## REQUIRED TASK
Quote all of the data that follows exactly as written, skipping the images.

(Stored data)
_____

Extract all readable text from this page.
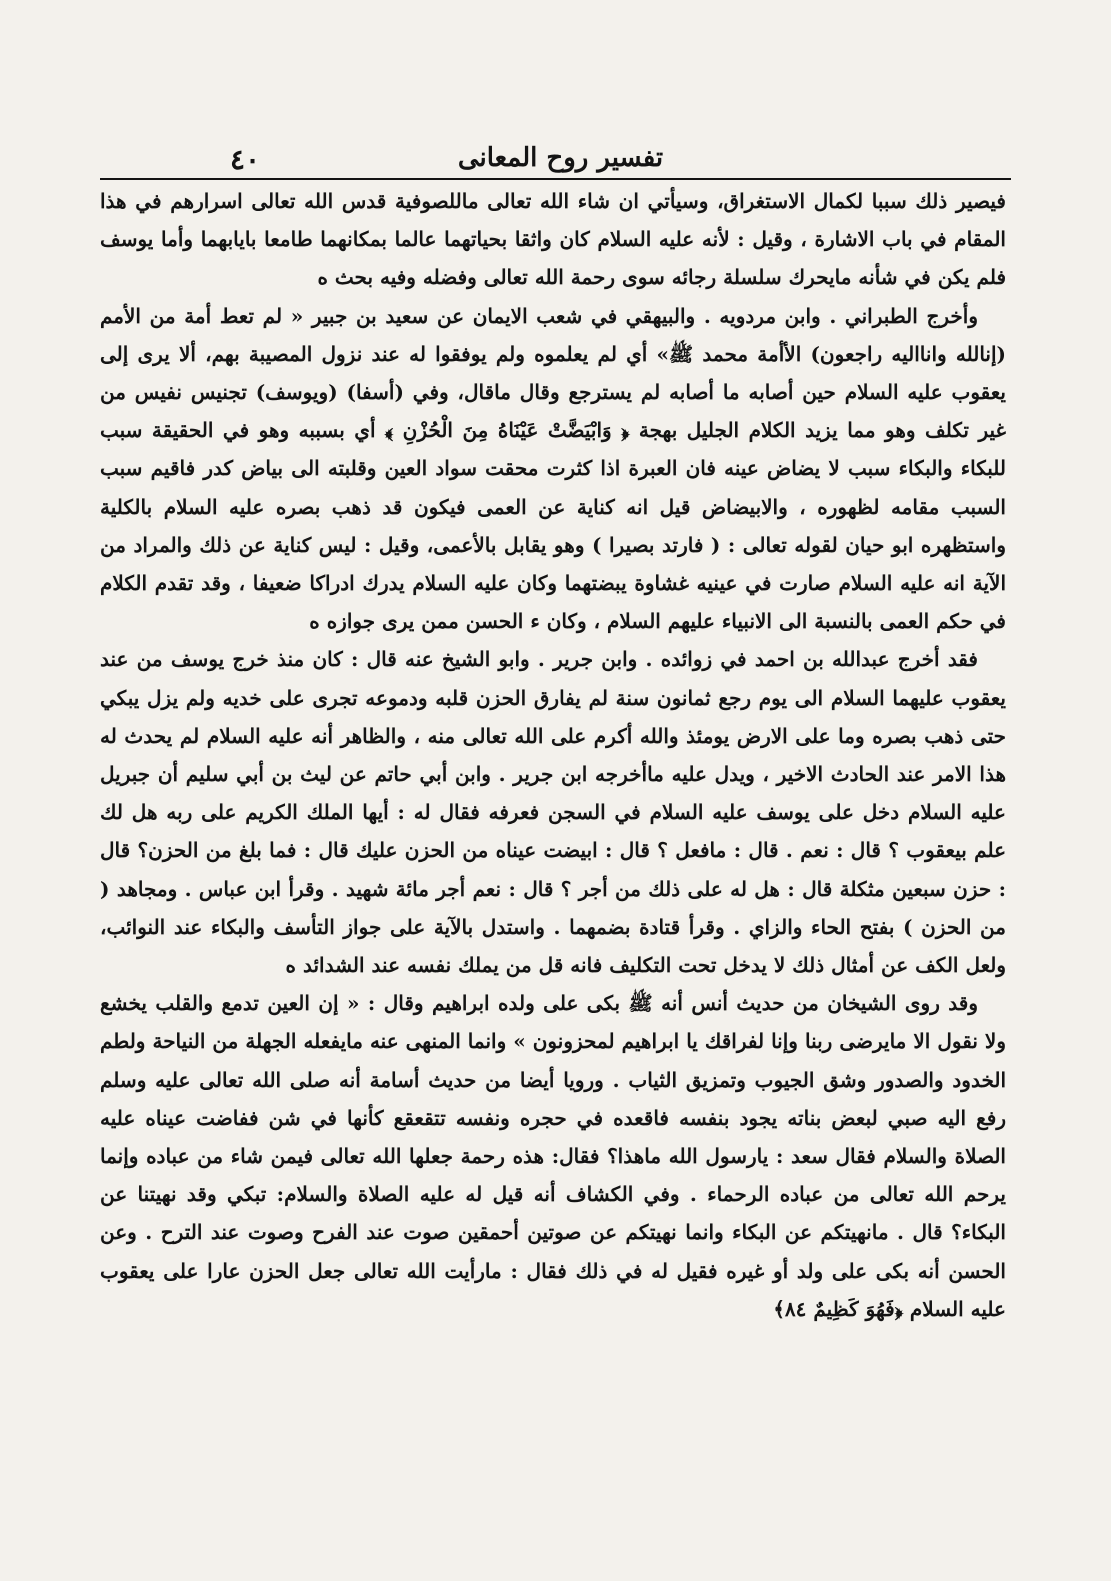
٤٠	تفسیر روح المعانی

فيصير ذلك سببا لكمال الاستغراق، وسيأتي ان شاء الله تعالى ماللصوفية قدس الله تعالى اسرارهم في هذا المقام في باب الاشارة ، وقيل : لأنه عليه السلام كان واثقا بحياتهما عالما بمكانهما طامعا بايابهما وأما يوسف فلم يكن في شأنه مايحرك سلسلة رجائه سوى رحمة الله تعالى وفضله وفيه بحث ه

وأخرج الطبراني . وابن مردويه . والبيهقي في شعب الايمان عن سعيد بن جبير « لم تعط أمة من الأمم (إنالله وانااليه راجعون) الأأمة محمد ﷺ» أي لم يعلموه ولم يوفقوا له عند نزول المصيبة بهم، ألا يرى إلى يعقوب عليه السلام حين أصابه ما أصابه لم يسترجع وقال ماقال، وفي (أسفا) (ويوسف) تجنيس نفيس من غير تكلف وهو مما يزيد الكلام الجليل بهجة ﴿ وَابْيَضَّتْ عَيْنَاهُ مِنَ الْحُزْنِ ﴾ أي بسببه وهو في الحقيقة سبب للبكاء والبكاء سبب لا يضاض عينه فان العبرة اذا كثرت محقت سواد العين وقلبته الى بياض كدر فاقيم سبب السبب مقامه لظهوره ، والابيضاض قيل انه كناية عن العمى فيكون قد ذهب بصره عليه السلام بالكلية واستظهره ابو حيان لقوله تعالى : ( فارتد بصيرا ) وهو يقابل بالأعمى، وقيل : ليس كناية عن ذلك والمراد من الآية انه عليه السلام صارت في عينيه غشاوة يبضتهما وكان عليه السلام يدرك ادراكا ضعيفا ، وقد تقدم الكلام في حكم العمى بالنسبة الى الانبياء عليهم السلام ، وكان ء الحسن ممن يرى جوازه ه

فقد أخرج عبدالله بن احمد في زوائده . وابن جرير . وابو الشيخ عنه قال : كان منذ خرج يوسف من عند يعقوب عليهما السلام الى يوم رجع ثمانون سنة لم يفارق الحزن قلبه ودموعه تجرى على خديه ولم يزل يبكي حتى ذهب بصره وما على الارض يومئذ والله أكرم على الله تعالى منه ، والظاهر أنه عليه السلام لم يحدث له هذا الامر عند الحادث الاخير ، ويدل عليه ماأخرجه ابن جرير . وابن أبي حاتم عن ليث بن أبي سليم أن جبريل عليه السلام دخل على يوسف عليه السلام في السجن فعرفه فقال له : أيها الملك الكريم على ربه هل لك علم بيعقوب ؟ قال : نعم . قال : مافعل ؟ قال : ابيضت عيناه من الحزن عليك قال : فما بلغ من الحزن؟ قال : حزن سبعين مثكلة قال : هل له على ذلك من أجر ؟ قال : نعم أجر مائة شهيد . وقرأ ابن عباس . ومجاهد ( من الحزن ) بفتح الحاء والزاي . وقرأ قتادة بضمهما . واستدل بالآية على جواز التأسف والبكاء عند النوائب، ولعل الكف عن أمثال ذلك لا يدخل تحت التكليف فانه قل من يملك نفسه عند الشدائد ه

وقد روى الشيخان من حديث أنس أنه ﷺ بكى على ولده ابراهيم وقال : « إن العين تدمع والقلب يخشع ولا نقول الا مايرضى ربنا وإنا لفراقك يا ابراهيم لمحزونون » وانما المنهى عنه مايفعله الجهلة من النياحة ولطم الخدود والصدور وشق الجيوب وتمزيق الثياب . ورويا أيضا من حديث أسامة أنه صلى الله تعالى عليه وسلم رفع اليه صبي لبعض بناته يجود بنفسه فاقعده في حجره ونفسه تتقعقع كأنها في شن ففاضت عيناه عليه الصلاة والسلام فقال سعد : يارسول الله ماهذا؟ فقال: هذه رحمة جعلها الله تعالى فيمن شاء من عباده وإنما يرحم الله تعالى من عباده الرحماء . وفي الكشاف أنه قيل له عليه الصلاة والسلام: تبكي وقد نهيتنا عن البكاء؟ قال . مانهيتكم عن البكاء وانما نهيتكم عن صوتين أحمقين صوت عند الفرح وصوت عند الترح . وعن الحسن أنه بكى على ولد أو غيره فقيل له في ذلك فقال : مارأيت الله تعالى جعل الحزن عارا على يعقوب عليه السلام ﴿فَهُوَ كَظِيمٌ ٨٤﴾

_____

## TASK OUTPUT
Extract all readable text from this page.
٤٠	تفسیر روح المعانی

فيصير ذلك سببا لكمال الاستغراق، وسيأتي ان شاء الله تعالى ماللصوفية قدس الله تعالى اسرارهم في هذا المقام في باب الاشارة ، وقيل : لأنه عليه السلام كان واثقا بحياتهما عالما بمكانهما طامعا بايابهما وأما يوسف فلم يكن في شأنه مايحرك سلسلة رجائه سوى رحمة الله تعالى وفضله وفيه بحث ه

وأخرج الطبراني . وابن مردويه . والبيهقي في شعب الايمان عن سعيد بن جبير « لم تعط أمة من الأمم (إنالله وانااليه راجعون) الأأمة محمد ﷺ» أي لم يعلموه ولم يوفقوا له عند نزول المصيبة بهم، ألا يرى إلى يعقوب عليه السلام حين أصابه ما أصابه لم يسترجع وقال ماقال، وفي (أسفا) (ويوسف) تجنيس نفيس من غير تكلف وهو مما يزيد الكلام الجليل بهجة ﴿ وَابْيَضَّتْ عَيْنَاهُ مِنَ الْحُزْنِ ﴾ أي بسببه وهو في الحقيقة سبب للبكاء والبكاء سبب لا يضاض عينه فان العبرة اذا كثرت محقت سواد العين وقلبته الى بياض كدر فاقيم سبب السبب مقامه لظهوره ، والابيضاض قيل انه كناية عن العمى فيكون قد ذهب بصره عليه السلام بالكلية واستظهره ابو حيان لقوله تعالى : ( فارتد بصيرا ) وهو يقابل بالأعمى، وقيل : ليس كناية عن ذلك والمراد من الآية انه عليه السلام صارت في عينيه غشاوة يبضتهما وكان عليه السلام يدرك ادراكا ضعيفا ، وقد تقدم الكلام في حكم العمى بالنسبة الى الانبياء عليهم السلام ، وكان ء الحسن ممن يرى جوازه ه

فقد أخرج عبدالله بن احمد في زوائده . وابن جرير . وابو الشيخ عنه قال : كان منذ خرج يوسف من عند يعقوب عليهما السلام الى يوم رجع ثمانون سنة لم يفارق الحزن قلبه ودموعه تجرى على خديه ولم يزل يبكي حتى ذهب بصره وما على الارض يومئذ والله أكرم على الله تعالى منه ، والظاهر أنه عليه السلام لم يحدث له هذا الامر عند الحادث الاخير ، ويدل عليه ماأخرجه ابن جرير . وابن أبي حاتم عن ليث بن أبي سليم أن جبريل عليه السلام دخل على يوسف عليه السلام في السجن فعرفه فقال له : أيها الملك الكريم على ربه هل لك علم بيعقوب ؟ قال : نعم . قال : مافعل ؟ قال : ابيضت عيناه من الحزن عليك قال : فما بلغ من الحزن؟ قال : حزن سبعين مثكلة قال : هل له على ذلك من أجر ؟ قال : نعم أجر مائة شهيد . وقرأ ابن عباس . ومجاهد ( من الحزن ) بفتح الحاء والزاي . وقرأ قتادة بضمهما . واستدل بالآية على جواز التأسف والبكاء عند النوائب، ولعل الكف عن أمثال ذلك لا يدخل تحت التكليف فانه قل من يملك نفسه عند الشدائد ه

وقد روى الشيخان من حديث أنس أنه ﷺ بكى على ولده ابراهيم وقال : « إن العين تدمع والقلب يخشع ولا نقول الا مايرضى ربنا وإنا لفراقك يا ابراهيم لمحزونون » وانما المنهى عنه مايفعله الجهلة من النياحة ولطم الخدود والصدور وشق الجيوب وتمزيق الثياب . ورويا أيضا من حديث أسامة أنه صلى الله تعالى عليه وسلم رفع اليه صبي لبعض بناته يجود بنفسه فاقعده في حجره ونفسه تتقعقع كأنها في شن ففاضت عيناه عليه الصلاة والسلام فقال سعد : يارسول الله ماهذا؟ فقال: هذه رحمة جعلها الله تعالى فيمن شاء من عباده وإنما يرحم الله تعالى من عباده الرحماء . وفي الكشاف أنه قيل له عليه الصلاة والسلام: تبكي وقد نهيتنا عن البكاء؟ قال . مانهيتكم عن البكاء وانما نهيتكم عن صوتين أحمقين صوت عند الفرح وصوت عند الترح . وعن الحسن أنه بكى على ولد أو غيره فقيل له في ذلك فقال : مارأيت الله تعالى جعل الحزن عارا على يعقوب عليه السلام ﴿فَهُوَ كَظِيمٌ ٨٤﴾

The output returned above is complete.